- _Collection entries_:
________________________________________

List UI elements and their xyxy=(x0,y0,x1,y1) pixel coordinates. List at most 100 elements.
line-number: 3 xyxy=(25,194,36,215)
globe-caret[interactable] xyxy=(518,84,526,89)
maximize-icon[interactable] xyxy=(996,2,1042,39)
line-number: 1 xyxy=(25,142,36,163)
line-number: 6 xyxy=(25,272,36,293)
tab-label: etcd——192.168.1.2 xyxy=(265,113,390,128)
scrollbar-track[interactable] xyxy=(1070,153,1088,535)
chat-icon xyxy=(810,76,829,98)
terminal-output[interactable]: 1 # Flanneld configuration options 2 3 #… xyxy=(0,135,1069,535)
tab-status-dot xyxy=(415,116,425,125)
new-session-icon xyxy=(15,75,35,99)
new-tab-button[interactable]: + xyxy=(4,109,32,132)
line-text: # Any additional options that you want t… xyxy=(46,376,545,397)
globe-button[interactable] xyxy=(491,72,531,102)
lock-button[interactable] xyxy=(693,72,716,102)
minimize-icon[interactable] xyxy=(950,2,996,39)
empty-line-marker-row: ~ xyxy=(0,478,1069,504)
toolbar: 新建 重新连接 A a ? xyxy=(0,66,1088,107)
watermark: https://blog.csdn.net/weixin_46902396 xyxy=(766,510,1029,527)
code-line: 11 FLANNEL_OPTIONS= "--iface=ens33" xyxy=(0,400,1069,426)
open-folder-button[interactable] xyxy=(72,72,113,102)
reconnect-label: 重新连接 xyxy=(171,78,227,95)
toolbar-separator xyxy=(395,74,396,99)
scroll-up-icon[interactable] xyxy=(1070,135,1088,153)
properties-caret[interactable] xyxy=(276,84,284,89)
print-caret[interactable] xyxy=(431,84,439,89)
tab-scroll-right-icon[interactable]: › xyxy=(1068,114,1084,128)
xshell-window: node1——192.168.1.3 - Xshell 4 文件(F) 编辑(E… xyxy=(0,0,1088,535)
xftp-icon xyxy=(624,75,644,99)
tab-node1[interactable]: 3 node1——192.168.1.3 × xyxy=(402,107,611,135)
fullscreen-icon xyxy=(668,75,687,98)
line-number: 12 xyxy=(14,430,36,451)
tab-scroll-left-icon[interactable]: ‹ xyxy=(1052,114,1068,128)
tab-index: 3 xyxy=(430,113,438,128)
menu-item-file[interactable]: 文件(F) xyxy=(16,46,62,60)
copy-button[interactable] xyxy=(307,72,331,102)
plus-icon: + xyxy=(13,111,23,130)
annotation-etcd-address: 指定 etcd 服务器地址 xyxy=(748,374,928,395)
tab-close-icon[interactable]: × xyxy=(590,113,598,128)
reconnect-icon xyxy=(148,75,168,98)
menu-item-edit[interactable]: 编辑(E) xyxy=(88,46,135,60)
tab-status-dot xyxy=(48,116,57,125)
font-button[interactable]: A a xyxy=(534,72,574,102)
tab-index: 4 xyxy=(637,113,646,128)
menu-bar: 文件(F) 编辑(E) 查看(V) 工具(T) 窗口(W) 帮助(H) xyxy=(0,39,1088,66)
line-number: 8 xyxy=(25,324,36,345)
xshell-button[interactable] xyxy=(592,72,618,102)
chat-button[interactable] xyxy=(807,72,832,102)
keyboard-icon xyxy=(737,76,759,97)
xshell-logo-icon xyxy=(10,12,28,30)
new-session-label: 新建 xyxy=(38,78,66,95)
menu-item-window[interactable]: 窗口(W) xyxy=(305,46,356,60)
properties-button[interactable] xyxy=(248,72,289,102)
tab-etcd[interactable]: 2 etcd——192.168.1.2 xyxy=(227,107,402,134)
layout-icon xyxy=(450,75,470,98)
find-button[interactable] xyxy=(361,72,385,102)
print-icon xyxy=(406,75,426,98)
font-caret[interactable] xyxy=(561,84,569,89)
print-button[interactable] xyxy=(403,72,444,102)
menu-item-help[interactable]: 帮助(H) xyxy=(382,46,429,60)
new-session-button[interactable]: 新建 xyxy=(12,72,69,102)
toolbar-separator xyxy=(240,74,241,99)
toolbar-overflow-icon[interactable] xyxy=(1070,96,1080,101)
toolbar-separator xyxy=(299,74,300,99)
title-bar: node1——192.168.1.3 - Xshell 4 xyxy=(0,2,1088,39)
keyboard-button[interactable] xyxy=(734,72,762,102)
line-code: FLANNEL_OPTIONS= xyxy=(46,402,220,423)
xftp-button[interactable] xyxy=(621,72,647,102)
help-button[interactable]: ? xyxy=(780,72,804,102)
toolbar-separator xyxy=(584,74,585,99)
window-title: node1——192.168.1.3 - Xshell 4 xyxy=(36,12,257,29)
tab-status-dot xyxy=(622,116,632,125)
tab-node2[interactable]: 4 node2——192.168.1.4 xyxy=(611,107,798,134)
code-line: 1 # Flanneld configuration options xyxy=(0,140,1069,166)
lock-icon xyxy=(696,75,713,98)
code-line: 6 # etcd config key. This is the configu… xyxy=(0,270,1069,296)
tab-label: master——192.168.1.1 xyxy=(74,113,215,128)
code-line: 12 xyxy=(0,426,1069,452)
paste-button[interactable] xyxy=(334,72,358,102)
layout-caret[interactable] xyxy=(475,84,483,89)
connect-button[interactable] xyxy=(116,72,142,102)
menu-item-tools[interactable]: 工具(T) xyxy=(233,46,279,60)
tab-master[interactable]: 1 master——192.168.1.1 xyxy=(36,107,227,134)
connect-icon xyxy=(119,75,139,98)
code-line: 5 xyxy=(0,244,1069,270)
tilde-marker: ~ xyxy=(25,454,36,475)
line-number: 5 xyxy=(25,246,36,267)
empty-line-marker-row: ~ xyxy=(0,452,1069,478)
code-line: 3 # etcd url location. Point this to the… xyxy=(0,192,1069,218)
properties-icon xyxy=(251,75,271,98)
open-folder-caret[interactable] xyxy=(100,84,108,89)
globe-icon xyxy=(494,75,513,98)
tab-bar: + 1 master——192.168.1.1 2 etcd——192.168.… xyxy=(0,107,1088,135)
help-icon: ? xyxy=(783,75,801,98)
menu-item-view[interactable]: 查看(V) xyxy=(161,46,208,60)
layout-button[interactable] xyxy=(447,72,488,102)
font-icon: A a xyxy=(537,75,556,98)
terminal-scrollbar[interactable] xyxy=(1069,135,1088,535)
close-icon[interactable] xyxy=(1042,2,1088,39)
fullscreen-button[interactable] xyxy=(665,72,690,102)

________________________________________

- _TO DO_: Reproduce the records from their beginning through the line containing "toolbar-separator xyxy=(395,74,396,99)", substituting "row-number" for "line-number" and leaving everything else unchanged.

- _EXERCISE ANSWER_:
List UI elements and their xyxy=(x0,y0,x1,y1) pixel coordinates. List at most 100 elements.
row-number: 3 xyxy=(25,194,36,215)
globe-caret[interactable] xyxy=(518,84,526,89)
maximize-icon[interactable] xyxy=(996,2,1042,39)
row-number: 1 xyxy=(25,142,36,163)
row-number: 6 xyxy=(25,272,36,293)
tab-label: etcd——192.168.1.2 xyxy=(265,113,390,128)
scrollbar-track[interactable] xyxy=(1070,153,1088,535)
chat-icon xyxy=(810,76,829,98)
terminal-output[interactable]: 1 # Flanneld configuration options 2 3 #… xyxy=(0,135,1069,535)
tab-status-dot xyxy=(415,116,425,125)
new-session-icon xyxy=(15,75,35,99)
new-tab-button[interactable]: + xyxy=(4,109,32,132)
line-text: # Any additional options that you want t… xyxy=(46,376,545,397)
globe-button[interactable] xyxy=(491,72,531,102)
lock-button[interactable] xyxy=(693,72,716,102)
minimize-icon[interactable] xyxy=(950,2,996,39)
empty-line-marker-row: ~ xyxy=(0,478,1069,504)
toolbar: 新建 重新连接 A a ? xyxy=(0,66,1088,107)
watermark: https://blog.csdn.net/weixin_46902396 xyxy=(766,510,1029,527)
code-line: 11 FLANNEL_OPTIONS= "--iface=ens33" xyxy=(0,400,1069,426)
open-folder-button[interactable] xyxy=(72,72,113,102)
reconnect-label: 重新连接 xyxy=(171,78,227,95)
toolbar-separator xyxy=(395,74,396,99)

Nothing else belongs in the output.